╭─ DATA PROVIDED

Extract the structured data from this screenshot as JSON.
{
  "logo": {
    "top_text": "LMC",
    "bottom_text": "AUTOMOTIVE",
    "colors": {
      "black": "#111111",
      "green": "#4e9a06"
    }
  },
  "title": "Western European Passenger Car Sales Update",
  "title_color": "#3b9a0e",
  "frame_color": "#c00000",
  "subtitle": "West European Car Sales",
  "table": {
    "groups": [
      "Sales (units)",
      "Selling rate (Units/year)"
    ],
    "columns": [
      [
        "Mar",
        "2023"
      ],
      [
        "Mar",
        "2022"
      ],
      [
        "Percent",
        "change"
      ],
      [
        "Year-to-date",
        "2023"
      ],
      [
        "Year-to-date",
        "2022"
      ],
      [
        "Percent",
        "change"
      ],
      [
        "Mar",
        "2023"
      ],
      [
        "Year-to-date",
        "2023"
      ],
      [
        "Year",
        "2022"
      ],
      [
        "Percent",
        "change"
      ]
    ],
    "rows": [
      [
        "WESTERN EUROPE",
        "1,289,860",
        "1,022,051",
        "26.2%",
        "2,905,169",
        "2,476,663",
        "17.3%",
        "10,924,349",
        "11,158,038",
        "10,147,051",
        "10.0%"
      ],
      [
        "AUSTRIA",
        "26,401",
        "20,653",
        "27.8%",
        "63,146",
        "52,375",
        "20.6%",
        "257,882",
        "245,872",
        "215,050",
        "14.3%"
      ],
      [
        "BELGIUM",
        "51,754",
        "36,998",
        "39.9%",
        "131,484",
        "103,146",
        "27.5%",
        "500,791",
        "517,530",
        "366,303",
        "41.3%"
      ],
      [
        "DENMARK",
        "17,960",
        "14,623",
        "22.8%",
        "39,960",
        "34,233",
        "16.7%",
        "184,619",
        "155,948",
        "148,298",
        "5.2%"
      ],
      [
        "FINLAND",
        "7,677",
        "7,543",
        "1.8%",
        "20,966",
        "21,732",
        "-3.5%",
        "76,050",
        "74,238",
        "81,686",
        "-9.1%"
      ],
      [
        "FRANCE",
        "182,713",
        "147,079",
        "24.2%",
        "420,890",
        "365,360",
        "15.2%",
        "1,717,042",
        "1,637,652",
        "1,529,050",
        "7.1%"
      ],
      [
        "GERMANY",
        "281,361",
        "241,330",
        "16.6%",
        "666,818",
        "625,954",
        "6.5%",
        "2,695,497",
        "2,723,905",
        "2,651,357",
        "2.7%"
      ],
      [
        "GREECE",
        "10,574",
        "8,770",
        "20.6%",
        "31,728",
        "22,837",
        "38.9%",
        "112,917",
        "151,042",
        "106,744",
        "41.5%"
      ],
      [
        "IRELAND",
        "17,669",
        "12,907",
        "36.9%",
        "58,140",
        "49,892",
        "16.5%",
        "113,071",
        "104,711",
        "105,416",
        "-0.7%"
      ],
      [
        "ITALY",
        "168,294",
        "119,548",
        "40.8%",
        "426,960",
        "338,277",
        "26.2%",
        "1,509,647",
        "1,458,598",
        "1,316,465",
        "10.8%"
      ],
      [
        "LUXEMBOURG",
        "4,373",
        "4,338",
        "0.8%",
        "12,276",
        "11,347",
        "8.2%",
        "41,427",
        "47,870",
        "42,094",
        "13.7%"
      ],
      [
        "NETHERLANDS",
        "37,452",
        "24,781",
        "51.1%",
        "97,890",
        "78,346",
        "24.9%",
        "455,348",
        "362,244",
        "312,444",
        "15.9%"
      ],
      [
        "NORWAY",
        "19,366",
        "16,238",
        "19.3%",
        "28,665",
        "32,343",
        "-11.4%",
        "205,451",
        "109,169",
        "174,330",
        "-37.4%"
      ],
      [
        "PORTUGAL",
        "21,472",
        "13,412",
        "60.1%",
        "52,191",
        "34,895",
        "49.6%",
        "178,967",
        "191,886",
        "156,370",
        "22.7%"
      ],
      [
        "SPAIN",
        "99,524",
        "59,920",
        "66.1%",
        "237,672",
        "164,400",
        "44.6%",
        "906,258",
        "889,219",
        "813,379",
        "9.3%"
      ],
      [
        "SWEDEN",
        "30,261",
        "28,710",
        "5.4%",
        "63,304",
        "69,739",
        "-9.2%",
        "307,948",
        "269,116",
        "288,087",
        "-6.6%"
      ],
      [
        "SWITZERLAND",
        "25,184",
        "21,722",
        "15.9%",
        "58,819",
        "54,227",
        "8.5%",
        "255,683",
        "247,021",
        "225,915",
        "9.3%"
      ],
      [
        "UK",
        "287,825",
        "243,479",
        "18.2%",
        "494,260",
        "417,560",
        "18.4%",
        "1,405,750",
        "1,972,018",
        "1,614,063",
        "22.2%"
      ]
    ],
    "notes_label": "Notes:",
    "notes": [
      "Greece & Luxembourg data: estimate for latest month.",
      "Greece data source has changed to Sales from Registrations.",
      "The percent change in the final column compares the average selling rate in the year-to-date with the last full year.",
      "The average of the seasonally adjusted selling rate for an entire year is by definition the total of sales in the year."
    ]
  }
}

╰─

Search the records above for "average". Copy each line where it is found.

## [RESULT]
      "The percent change in the final column compares the average selling rate in the year-to-date with the last full year.",
      "The average of the seasonally adjusted selling rate for an entire year is by definition the total of sales in the year."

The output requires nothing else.